---------- Provided data ----------

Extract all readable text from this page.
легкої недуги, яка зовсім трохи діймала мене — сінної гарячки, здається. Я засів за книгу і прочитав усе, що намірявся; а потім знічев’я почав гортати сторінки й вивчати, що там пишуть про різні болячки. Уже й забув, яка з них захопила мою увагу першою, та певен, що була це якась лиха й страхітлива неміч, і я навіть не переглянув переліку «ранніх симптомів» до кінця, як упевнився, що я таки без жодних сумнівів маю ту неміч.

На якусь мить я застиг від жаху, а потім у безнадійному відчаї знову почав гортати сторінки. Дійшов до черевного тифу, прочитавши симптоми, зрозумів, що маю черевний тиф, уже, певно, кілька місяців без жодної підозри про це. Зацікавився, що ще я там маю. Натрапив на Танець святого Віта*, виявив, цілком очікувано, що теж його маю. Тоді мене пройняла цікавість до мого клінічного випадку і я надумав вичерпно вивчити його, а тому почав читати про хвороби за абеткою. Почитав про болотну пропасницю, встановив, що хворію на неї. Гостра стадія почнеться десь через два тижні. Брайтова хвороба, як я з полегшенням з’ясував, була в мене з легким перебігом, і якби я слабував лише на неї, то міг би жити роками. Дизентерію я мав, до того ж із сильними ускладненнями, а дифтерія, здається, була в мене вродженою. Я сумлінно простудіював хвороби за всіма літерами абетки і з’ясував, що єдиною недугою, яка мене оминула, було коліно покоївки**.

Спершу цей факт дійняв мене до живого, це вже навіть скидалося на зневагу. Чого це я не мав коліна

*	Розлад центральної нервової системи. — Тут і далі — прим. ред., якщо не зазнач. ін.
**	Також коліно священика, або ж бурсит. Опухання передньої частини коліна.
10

----------

**Aim of the exercise**.
Take each line of the material that contains the word "навіть" and list it.

**Full answer**.
легкої недуги, яка зовсім трохи діймала мене — сінної гарячки, здається. Я засів за книгу і прочитав усе, що намірявся; а потім знічев’я почав гортати сторінки й вивчати, що там пишуть про різні болячки. Уже й забув, яка з них захопила мою увагу першою, та певен, що була це якась лиха й страхітлива неміч, і я навіть не переглянув переліку «ранніх симптомів» до кінця, як упевнився, що я таки без жодних сумнівів маю ту неміч.
Спершу цей факт дійняв мене до живого, це вже навіть скидалося на зневагу. Чого це я не мав коліна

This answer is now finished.